## Short problem
Transcribe the material below exactly as it appears.
----- Data lines
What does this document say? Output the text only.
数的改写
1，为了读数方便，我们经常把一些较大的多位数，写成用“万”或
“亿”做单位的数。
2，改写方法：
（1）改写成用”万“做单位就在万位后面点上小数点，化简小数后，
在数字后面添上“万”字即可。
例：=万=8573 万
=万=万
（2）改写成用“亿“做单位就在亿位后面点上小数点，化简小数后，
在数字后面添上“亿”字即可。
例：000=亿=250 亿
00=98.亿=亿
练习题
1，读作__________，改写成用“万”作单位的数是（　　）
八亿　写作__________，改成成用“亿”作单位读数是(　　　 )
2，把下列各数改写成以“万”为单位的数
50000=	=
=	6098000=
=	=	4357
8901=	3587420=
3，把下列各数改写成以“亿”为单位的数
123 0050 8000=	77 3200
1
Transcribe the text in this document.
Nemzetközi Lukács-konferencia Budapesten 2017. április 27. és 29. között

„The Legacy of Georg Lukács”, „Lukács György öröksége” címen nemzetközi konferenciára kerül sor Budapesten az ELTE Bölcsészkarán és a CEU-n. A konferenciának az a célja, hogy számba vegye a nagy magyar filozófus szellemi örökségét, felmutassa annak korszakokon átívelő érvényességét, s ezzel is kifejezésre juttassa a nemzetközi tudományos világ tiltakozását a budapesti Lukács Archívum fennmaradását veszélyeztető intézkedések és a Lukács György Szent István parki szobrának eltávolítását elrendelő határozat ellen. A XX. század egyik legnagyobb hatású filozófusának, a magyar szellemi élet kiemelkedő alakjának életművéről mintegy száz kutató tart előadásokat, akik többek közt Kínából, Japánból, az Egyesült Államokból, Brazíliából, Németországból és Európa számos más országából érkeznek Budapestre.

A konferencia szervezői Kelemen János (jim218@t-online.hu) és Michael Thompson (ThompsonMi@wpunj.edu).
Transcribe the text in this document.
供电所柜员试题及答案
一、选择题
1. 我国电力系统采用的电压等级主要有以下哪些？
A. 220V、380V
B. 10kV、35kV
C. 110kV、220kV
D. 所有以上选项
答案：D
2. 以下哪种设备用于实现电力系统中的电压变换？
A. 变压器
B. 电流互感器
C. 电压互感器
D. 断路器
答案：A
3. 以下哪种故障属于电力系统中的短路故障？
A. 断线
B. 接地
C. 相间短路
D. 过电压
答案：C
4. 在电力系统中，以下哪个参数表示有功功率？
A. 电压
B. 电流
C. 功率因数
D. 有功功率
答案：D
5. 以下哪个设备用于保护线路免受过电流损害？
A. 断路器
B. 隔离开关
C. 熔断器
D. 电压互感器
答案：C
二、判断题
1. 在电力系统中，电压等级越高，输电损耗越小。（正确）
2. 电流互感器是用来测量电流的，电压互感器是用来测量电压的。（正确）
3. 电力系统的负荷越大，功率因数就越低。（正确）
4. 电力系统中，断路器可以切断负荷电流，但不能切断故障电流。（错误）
----------
## Full answer
What does this document say? Output the text only.
数的改写
1，为了读数方便，我们经常把一些较大的多位数，写成用“万”或
“亿”做单位的数。
2，改写方法：
（1）改写成用”万“做单位就在万位后面点上小数点，化简小数后，
在数字后面添上“万”字即可。
例：=万=8573 万
=万=万
（2）改写成用“亿“做单位就在亿位后面点上小数点，化简小数后，
在数字后面添上“亿”字即可。
例：000=亿=250 亿
00=98.亿=亿
练习题
1，读作__________，改写成用“万”作单位的数是（　　）
八亿　写作__________，改成成用“亿”作单位读数是(　　　 )
2，把下列各数改写成以“万”为单位的数
50000=	=
=	6098000=
=	=	4357
8901=	3587420=
3，把下列各数改写成以“亿”为单位的数
123 0050 8000=	77 3200
1
Transcribe the text in this document.
Nemzetközi Lukács-konferencia Budapesten 2017. április 27. és 29. között

„The Legacy of Georg Lukács”, „Lukács György öröksége” címen nemzetközi konferenciára kerül sor Budapesten az ELTE Bölcsészkarán és a CEU-n. A konferenciának az a célja, hogy számba vegye a nagy magyar filozófus szellemi örökségét, felmutassa annak korszakokon átívelő érvényességét, s ezzel is kifejezésre juttassa a nemzetközi tudományos világ tiltakozását a budapesti Lukács Archívum fennmaradását veszélyeztető intézkedések és a Lukács György Szent István parki szobrának eltávolítását elrendelő határozat ellen. A XX. század egyik legnagyobb hatású filozófusának, a magyar szellemi élet kiemelkedő alakjának életművéről mintegy száz kutató tart előadásokat, akik többek közt Kínából, Japánból, az Egyesült Államokból, Brazíliából, Németországból és Európa számos más országából érkeznek Budapestre.

A konferencia szervezői Kelemen János (jim218@t-online.hu) és Michael Thompson (ThompsonMi@wpunj.edu).
Transcribe the text in this document.
供电所柜员试题及答案
一、选择题
1. 我国电力系统采用的电压等级主要有以下哪些？
A. 220V、380V
B. 10kV、35kV
C. 110kV、220kV
D. 所有以上选项
答案：D
2. 以下哪种设备用于实现电力系统中的电压变换？
A. 变压器
B. 电流互感器
C. 电压互感器
D. 断路器
答案：A
3. 以下哪种故障属于电力系统中的短路故障？
A. 断线
B. 接地
C. 相间短路
D. 过电压
答案：C
4. 在电力系统中，以下哪个参数表示有功功率？
A. 电压
B. 电流
C. 功率因数
D. 有功功率
答案：D
5. 以下哪个设备用于保护线路免受过电流损害？
A. 断路器
B. 隔离开关
C. 熔断器
D. 电压互感器
答案：C
二、判断题
1. 在电力系统中，电压等级越高，输电损耗越小。（正确）
2. 电流互感器是用来测量电流的，电压互感器是用来测量电压的。（正确）
3. 电力系统的负荷越大，功率因数就越低。（正确）
4. 电力系统中，断路器可以切断负荷电流，但不能切断故障电流。（错误）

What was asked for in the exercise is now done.